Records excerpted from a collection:
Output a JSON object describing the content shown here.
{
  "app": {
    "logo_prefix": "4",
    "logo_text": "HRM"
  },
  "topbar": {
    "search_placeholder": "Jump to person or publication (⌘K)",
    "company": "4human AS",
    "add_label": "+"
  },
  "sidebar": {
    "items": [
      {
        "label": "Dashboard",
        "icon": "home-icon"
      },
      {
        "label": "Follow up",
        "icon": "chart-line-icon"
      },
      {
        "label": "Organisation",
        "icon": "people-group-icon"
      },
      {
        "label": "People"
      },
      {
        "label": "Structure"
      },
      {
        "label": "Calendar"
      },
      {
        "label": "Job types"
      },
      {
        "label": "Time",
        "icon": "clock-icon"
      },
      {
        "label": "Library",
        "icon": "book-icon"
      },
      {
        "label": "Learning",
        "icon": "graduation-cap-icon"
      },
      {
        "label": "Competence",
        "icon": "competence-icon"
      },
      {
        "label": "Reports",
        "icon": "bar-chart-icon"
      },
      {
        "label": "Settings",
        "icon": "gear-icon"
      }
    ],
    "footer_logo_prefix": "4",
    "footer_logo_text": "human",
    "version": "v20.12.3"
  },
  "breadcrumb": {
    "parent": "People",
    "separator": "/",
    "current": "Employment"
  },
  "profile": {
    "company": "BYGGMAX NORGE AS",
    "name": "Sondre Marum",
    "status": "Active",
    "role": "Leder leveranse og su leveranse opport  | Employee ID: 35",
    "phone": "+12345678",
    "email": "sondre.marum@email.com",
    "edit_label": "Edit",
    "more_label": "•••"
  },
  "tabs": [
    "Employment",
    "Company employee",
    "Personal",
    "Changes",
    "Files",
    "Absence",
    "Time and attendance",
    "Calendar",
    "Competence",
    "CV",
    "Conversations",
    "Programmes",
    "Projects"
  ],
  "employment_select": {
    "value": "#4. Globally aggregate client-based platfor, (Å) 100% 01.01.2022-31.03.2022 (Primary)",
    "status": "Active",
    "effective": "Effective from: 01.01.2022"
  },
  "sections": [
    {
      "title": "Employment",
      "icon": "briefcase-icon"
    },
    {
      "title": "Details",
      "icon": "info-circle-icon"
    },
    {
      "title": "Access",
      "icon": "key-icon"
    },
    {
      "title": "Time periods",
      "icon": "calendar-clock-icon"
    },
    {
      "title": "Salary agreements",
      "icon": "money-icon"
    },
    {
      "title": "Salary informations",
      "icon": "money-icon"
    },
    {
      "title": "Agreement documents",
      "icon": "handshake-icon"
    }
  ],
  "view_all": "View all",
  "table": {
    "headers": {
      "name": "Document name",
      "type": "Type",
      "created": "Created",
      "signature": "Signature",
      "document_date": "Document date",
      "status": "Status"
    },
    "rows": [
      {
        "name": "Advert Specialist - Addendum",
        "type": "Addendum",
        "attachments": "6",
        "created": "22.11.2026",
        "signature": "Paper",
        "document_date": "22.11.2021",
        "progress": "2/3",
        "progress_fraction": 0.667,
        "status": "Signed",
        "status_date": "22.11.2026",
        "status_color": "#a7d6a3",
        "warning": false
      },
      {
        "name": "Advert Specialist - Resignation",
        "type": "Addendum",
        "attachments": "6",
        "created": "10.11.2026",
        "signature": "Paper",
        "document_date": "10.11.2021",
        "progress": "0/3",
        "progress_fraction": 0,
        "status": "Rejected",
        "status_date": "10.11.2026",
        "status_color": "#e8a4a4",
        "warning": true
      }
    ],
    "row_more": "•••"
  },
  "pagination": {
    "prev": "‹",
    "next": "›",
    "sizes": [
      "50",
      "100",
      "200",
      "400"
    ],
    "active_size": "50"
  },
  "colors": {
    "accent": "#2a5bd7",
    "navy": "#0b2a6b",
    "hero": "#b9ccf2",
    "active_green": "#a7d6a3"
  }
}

● **DO THIS**: Each line of the material should be duplicated exactly, please.

● **FINISHED EXERCISE**:
Output a JSON object describing the content shown here.
{
  "app": {
    "logo_prefix": "4",
    "logo_text": "HRM"
  },
  "topbar": {
    "search_placeholder": "Jump to person or publication (⌘K)",
    "company": "4human AS",
    "add_label": "+"
  },
  "sidebar": {
    "items": [
      {
        "label": "Dashboard",
        "icon": "home-icon"
      },
      {
        "label": "Follow up",
        "icon": "chart-line-icon"
      },
      {
        "label": "Organisation",
        "icon": "people-group-icon"
      },
      {
        "label": "People"
      },
      {
        "label": "Structure"
      },
      {
        "label": "Calendar"
      },
      {
        "label": "Job types"
      },
      {
        "label": "Time",
        "icon": "clock-icon"
      },
      {
        "label": "Library",
        "icon": "book-icon"
      },
      {
        "label": "Learning",
        "icon": "graduation-cap-icon"
      },
      {
        "label": "Competence",
        "icon": "competence-icon"
      },
      {
        "label": "Reports",
        "icon": "bar-chart-icon"
      },
      {
        "label": "Settings",
        "icon": "gear-icon"
      }
    ],
    "footer_logo_prefix": "4",
    "footer_logo_text": "human",
    "version": "v20.12.3"
  },
  "breadcrumb": {
    "parent": "People",
    "separator": "/",
    "current": "Employment"
  },
  "profile": {
    "company": "BYGGMAX NORGE AS",
    "name": "Sondre Marum",
    "status": "Active",
    "role": "Leder leveranse og su leveranse opport  | Employee ID: 35",
    "phone": "+12345678",
    "email": "sondre.marum@email.com",
    "edit_label": "Edit",
    "more_label": "•••"
  },
  "tabs": [
    "Employment",
    "Company employee",
    "Personal",
    "Changes",
    "Files",
    "Absence",
    "Time and attendance",
    "Calendar",
    "Competence",
    "CV",
    "Conversations",
    "Programmes",
    "Projects"
  ],
  "employment_select": {
    "value": "#4. Globally aggregate client-based platfor, (Å) 100% 01.01.2022-31.03.2022 (Primary)",
    "status": "Active",
    "effective": "Effective from: 01.01.2022"
  },
  "sections": [
    {
      "title": "Employment",
      "icon": "briefcase-icon"
    },
    {
      "title": "Details",
      "icon": "info-circle-icon"
    },
    {
      "title": "Access",
      "icon": "key-icon"
    },
    {
      "title": "Time periods",
      "icon": "calendar-clock-icon"
    },
    {
      "title": "Salary agreements",
      "icon": "money-icon"
    },
    {
      "title": "Salary informations",
      "icon": "money-icon"
    },
    {
      "title": "Agreement documents",
      "icon": "handshake-icon"
    }
  ],
  "view_all": "View all",
  "table": {
    "headers": {
      "name": "Document name",
      "type": "Type",
      "created": "Created",
      "signature": "Signature",
      "document_date": "Document date",
      "status": "Status"
    },
    "rows": [
      {
        "name": "Advert Specialist - Addendum",
        "type": "Addendum",
        "attachments": "6",
        "created": "22.11.2026",
        "signature": "Paper",
        "document_date": "22.11.2021",
        "progress": "2/3",
        "progress_fraction": 0.667,
        "status": "Signed",
        "status_date": "22.11.2026",
        "status_color": "#a7d6a3",
        "warning": false
      },
      {
        "name": "Advert Specialist - Resignation",
        "type": "Addendum",
        "attachments": "6",
        "created": "10.11.2026",
        "signature": "Paper",
        "document_date": "10.11.2021",
        "progress": "0/3",
        "progress_fraction": 0,
        "status": "Rejected",
        "status_date": "10.11.2026",
        "status_color": "#e8a4a4",
        "warning": true
      }
    ],
    "row_more": "•••"
  },
  "pagination": {
    "prev": "‹",
    "next": "›",
    "sizes": [
      "50",
      "100",
      "200",
      "400"
    ],
    "active_size": "50"
  },
  "colors": {
    "accent": "#2a5bd7",
    "navy": "#0b2a6b",
    "hero": "#b9ccf2",
    "active_green": "#a7d6a3"
  }
}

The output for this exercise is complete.